> **OBJECTIVE**: Keep the images out and copy every entry below exactly.

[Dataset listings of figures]
..............................

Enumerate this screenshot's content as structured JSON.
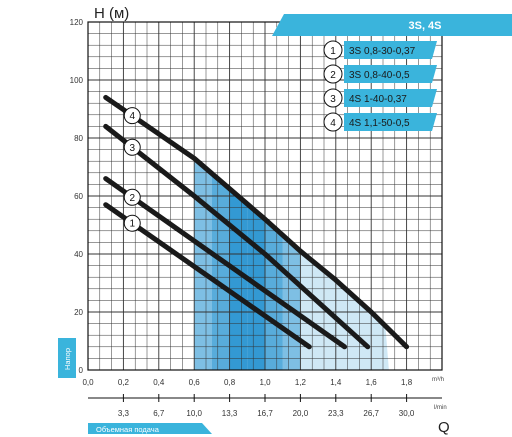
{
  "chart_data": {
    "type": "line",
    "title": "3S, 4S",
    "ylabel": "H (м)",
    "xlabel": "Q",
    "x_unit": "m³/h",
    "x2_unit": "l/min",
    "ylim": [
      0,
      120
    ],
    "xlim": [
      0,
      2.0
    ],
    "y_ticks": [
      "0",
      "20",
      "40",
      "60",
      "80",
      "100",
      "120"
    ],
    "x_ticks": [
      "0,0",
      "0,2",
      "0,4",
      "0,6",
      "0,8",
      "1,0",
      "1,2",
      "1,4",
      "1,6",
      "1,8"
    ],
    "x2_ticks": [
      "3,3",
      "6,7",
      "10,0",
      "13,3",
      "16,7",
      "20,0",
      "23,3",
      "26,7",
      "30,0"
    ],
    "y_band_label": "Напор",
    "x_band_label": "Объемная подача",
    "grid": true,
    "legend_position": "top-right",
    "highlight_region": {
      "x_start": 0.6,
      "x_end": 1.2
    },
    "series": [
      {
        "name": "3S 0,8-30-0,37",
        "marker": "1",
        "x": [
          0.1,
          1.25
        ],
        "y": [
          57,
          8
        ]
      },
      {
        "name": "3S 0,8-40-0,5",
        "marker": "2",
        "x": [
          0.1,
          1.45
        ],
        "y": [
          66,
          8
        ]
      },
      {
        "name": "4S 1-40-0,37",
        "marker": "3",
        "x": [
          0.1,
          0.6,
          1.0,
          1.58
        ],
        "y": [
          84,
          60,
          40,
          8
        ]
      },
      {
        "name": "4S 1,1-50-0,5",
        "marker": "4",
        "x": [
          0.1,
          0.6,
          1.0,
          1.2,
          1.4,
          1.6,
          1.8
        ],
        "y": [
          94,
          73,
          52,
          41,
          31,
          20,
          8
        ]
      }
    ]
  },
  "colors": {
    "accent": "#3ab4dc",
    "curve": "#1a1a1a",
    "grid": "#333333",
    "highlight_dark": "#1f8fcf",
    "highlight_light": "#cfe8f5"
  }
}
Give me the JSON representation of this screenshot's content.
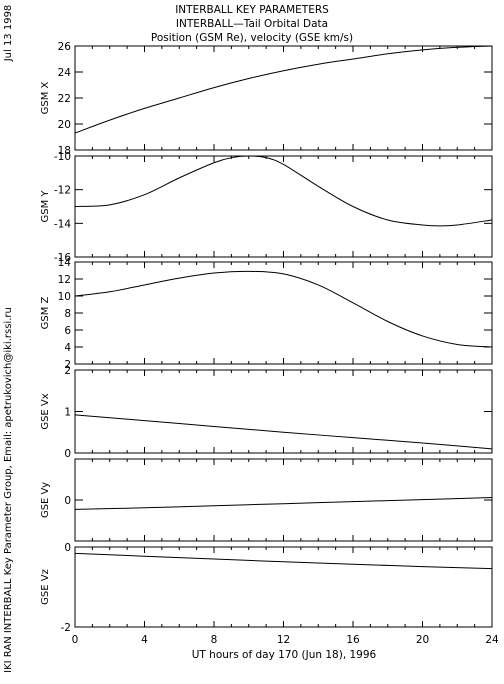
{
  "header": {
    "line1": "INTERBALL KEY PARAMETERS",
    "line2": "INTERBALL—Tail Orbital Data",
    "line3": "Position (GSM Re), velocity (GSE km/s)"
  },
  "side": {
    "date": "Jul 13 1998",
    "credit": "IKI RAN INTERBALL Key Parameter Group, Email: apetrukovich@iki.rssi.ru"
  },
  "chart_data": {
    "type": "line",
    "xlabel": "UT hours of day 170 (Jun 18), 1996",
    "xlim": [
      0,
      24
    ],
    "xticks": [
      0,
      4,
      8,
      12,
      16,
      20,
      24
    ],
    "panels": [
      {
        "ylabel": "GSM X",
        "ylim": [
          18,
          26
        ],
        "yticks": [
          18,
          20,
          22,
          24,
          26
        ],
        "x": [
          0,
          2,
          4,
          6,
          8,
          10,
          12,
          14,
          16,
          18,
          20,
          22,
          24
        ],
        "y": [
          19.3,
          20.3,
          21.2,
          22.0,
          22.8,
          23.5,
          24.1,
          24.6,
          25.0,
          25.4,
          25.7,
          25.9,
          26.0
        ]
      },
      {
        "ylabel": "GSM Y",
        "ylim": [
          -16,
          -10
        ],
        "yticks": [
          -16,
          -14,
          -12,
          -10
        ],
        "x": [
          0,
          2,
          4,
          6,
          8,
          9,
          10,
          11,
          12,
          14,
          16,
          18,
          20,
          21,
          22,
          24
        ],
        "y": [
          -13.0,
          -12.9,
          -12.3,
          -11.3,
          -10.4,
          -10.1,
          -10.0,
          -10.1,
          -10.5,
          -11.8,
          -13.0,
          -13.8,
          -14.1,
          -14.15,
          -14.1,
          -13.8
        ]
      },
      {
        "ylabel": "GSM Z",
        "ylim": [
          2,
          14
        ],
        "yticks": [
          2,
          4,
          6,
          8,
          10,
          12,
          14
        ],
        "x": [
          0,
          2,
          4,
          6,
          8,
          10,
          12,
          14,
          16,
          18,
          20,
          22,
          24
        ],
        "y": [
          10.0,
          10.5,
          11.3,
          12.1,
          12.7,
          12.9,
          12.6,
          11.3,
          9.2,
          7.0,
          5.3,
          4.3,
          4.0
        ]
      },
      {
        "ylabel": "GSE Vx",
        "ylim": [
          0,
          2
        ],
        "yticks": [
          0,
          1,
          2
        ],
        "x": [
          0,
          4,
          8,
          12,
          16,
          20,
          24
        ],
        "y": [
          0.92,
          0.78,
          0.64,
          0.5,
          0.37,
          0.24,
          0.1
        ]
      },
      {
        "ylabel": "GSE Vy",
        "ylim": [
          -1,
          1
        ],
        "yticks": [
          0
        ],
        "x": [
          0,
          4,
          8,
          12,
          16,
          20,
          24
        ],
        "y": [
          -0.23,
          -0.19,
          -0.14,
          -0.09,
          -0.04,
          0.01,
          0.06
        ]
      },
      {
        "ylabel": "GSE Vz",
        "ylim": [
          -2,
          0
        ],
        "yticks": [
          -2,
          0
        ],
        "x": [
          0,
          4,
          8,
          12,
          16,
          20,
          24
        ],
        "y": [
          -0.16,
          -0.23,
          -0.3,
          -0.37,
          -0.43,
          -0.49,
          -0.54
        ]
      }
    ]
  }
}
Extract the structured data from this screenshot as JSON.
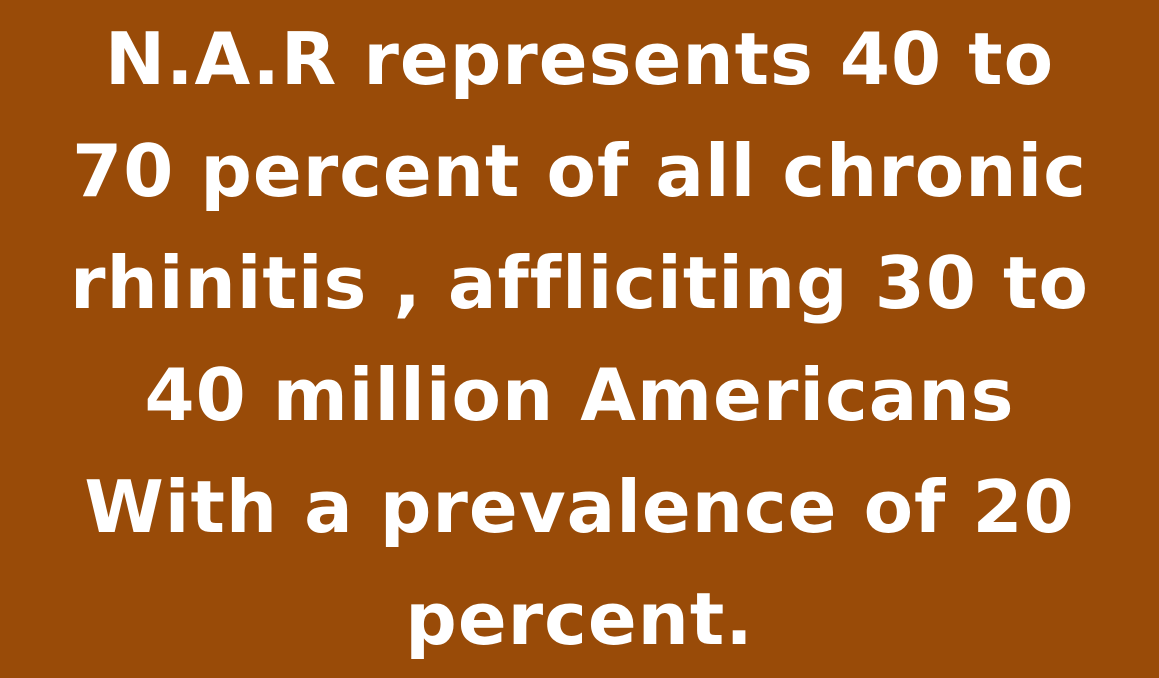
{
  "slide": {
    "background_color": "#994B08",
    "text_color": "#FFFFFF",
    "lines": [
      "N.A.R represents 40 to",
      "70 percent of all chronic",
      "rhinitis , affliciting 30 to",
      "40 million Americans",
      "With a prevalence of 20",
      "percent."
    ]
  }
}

..............................

> **RESPONSE BELOW**:
Enumerate this screenshot's content as structured JSON.
{
  "chart_data": {
    "type": "line",
    "title": "3S, 4S",
    "ylabel": "H (м)",
    "xlabel": "Q",
    "x_unit": "m³/h",
    "x2_unit": "l/min",
    "ylim": [
      0,
      120
    ],
    "xlim": [
      0,
      2.0
    ],
    "y_ticks": [
      "0",
      "20",
      "40",
      "60",
      "80",
      "100",
      "120"
    ],
    "x_ticks": [
      "0,0",
      "0,2",
      "0,4",
      "0,6",
      "0,8",
      "1,0",
      "1,2",
      "1,4",
      "1,6",
      "1,8"
    ],
    "x2_ticks": [
      "3,3",
      "6,7",
      "10,0",
      "13,3",
      "16,7",
      "20,0",
      "23,3",
      "26,7",
      "30,0"
    ],
    "y_band_label": "Напор",
    "x_band_label": "Объемная подача",
    "grid": true,
    "legend_position": "top-right",
    "highlight_region": {
      "x_start": 0.6,
      "x_end": 1.2
    },
    "series": [
      {
        "name": "3S 0,8-30-0,37",
        "marker": "1",
        "x": [
          0.1,
          1.25
        ],
        "y": [
          57,
          8
        ]
      },
      {
        "name": "3S 0,8-40-0,5",
        "marker": "2",
        "x": [
          0.1,
          1.45
        ],
        "y": [
          66,
          8
        ]
      },
      {
        "name": "4S 1-40-0,37",
        "marker": "3",
        "x": [
          0.1,
          0.6,
          1.0,
          1.58
        ],
        "y": [
          84,
          60,
          40,
          8
        ]
      },
      {
        "name": "4S 1,1-50-0,5",
        "marker": "4",
        "x": [
          0.1,
          0.6,
          1.0,
          1.2,
          1.4,
          1.6,
          1.8
        ],
        "y": [
          94,
          73,
          52,
          41,
          31,
          20,
          8
        ]
      }
    ]
  },
  "colors": {
    "accent": "#3ab4dc",
    "curve": "#1a1a1a",
    "grid": "#333333",
    "highlight_dark": "#1f8fcf",
    "highlight_light": "#cfe8f5"
  }
}
Give me the JSON representation of this screenshot's content.
{
  "header": {
    "line1": "INTERBALL KEY PARAMETERS",
    "line2": "INTERBALL—Tail Orbital Data",
    "line3": "Position (GSM Re), velocity (GSE km/s)"
  },
  "side": {
    "date": "Jul 13 1998",
    "credit": "IKI RAN INTERBALL Key Parameter Group, Email: apetrukovich@iki.rssi.ru"
  },
  "chart_data": {
    "type": "line",
    "xlabel": "UT hours of day 170 (Jun 18), 1996",
    "xlim": [
      0,
      24
    ],
    "xticks": [
      0,
      4,
      8,
      12,
      16,
      20,
      24
    ],
    "panels": [
      {
        "ylabel": "GSM X",
        "ylim": [
          18,
          26
        ],
        "yticks": [
          18,
          20,
          22,
          24,
          26
        ],
        "x": [
          0,
          2,
          4,
          6,
          8,
          10,
          12,
          14,
          16,
          18,
          20,
          22,
          24
        ],
        "y": [
          19.3,
          20.3,
          21.2,
          22.0,
          22.8,
          23.5,
          24.1,
          24.6,
          25.0,
          25.4,
          25.7,
          25.9,
          26.0
        ]
      },
      {
        "ylabel": "GSM Y",
        "ylim": [
          -16,
          -10
        ],
        "yticks": [
          -16,
          -14,
          -12,
          -10
        ],
        "x": [
          0,
          2,
          4,
          6,
          8,
          9,
          10,
          11,
          12,
          14,
          16,
          18,
          20,
          21,
          22,
          24
        ],
        "y": [
          -13.0,
          -12.9,
          -12.3,
          -11.3,
          -10.4,
          -10.1,
          -10.0,
          -10.1,
          -10.5,
          -11.8,
          -13.0,
          -13.8,
          -14.1,
          -14.15,
          -14.1,
          -13.8
        ]
      },
      {
        "ylabel": "GSM Z",
        "ylim": [
          2,
          14
        ],
        "yticks": [
          2,
          4,
          6,
          8,
          10,
          12,
          14
        ],
        "x": [
          0,
          2,
          4,
          6,
          8,
          10,
          12,
          14,
          16,
          18,
          20,
          22,
          24
        ],
        "y": [
          10.0,
          10.5,
          11.3,
          12.1,
          12.7,
          12.9,
          12.6,
          11.3,
          9.2,
          7.0,
          5.3,
          4.3,
          4.0
        ]
      },
      {
        "ylabel": "GSE Vx",
        "ylim": [
          0,
          2
        ],
        "yticks": [
          0,
          1,
          2
        ],
        "x": [
          0,
          4,
          8,
          12,
          16,
          20,
          24
        ],
        "y": [
          0.92,
          0.78,
          0.64,
          0.5,
          0.37,
          0.24,
          0.1
        ]
      },
      {
        "ylabel": "GSE Vy",
        "ylim": [
          -1,
          1
        ],
        "yticks": [
          0
        ],
        "x": [
          0,
          4,
          8,
          12,
          16,
          20,
          24
        ],
        "y": [
          -0.23,
          -0.19,
          -0.14,
          -0.09,
          -0.04,
          0.01,
          0.06
        ]
      },
      {
        "ylabel": "GSE Vz",
        "ylim": [
          -2,
          0
        ],
        "yticks": [
          -2,
          0
        ],
        "x": [
          0,
          4,
          8,
          12,
          16,
          20,
          24
        ],
        "y": [
          -0.16,
          -0.23,
          -0.3,
          -0.37,
          -0.43,
          -0.49,
          -0.54
        ]
      }
    ]
  }
}
Extract the structured data from this screenshot as JSON.
{
  "slide": {
    "background_color": "#994B08",
    "text_color": "#FFFFFF",
    "lines": [
      "N.A.R represents 40 to",
      "70 percent of all chronic",
      "rhinitis , affliciting 30 to",
      "40 million Americans",
      "With a prevalence of 20",
      "percent."
    ]
  }
}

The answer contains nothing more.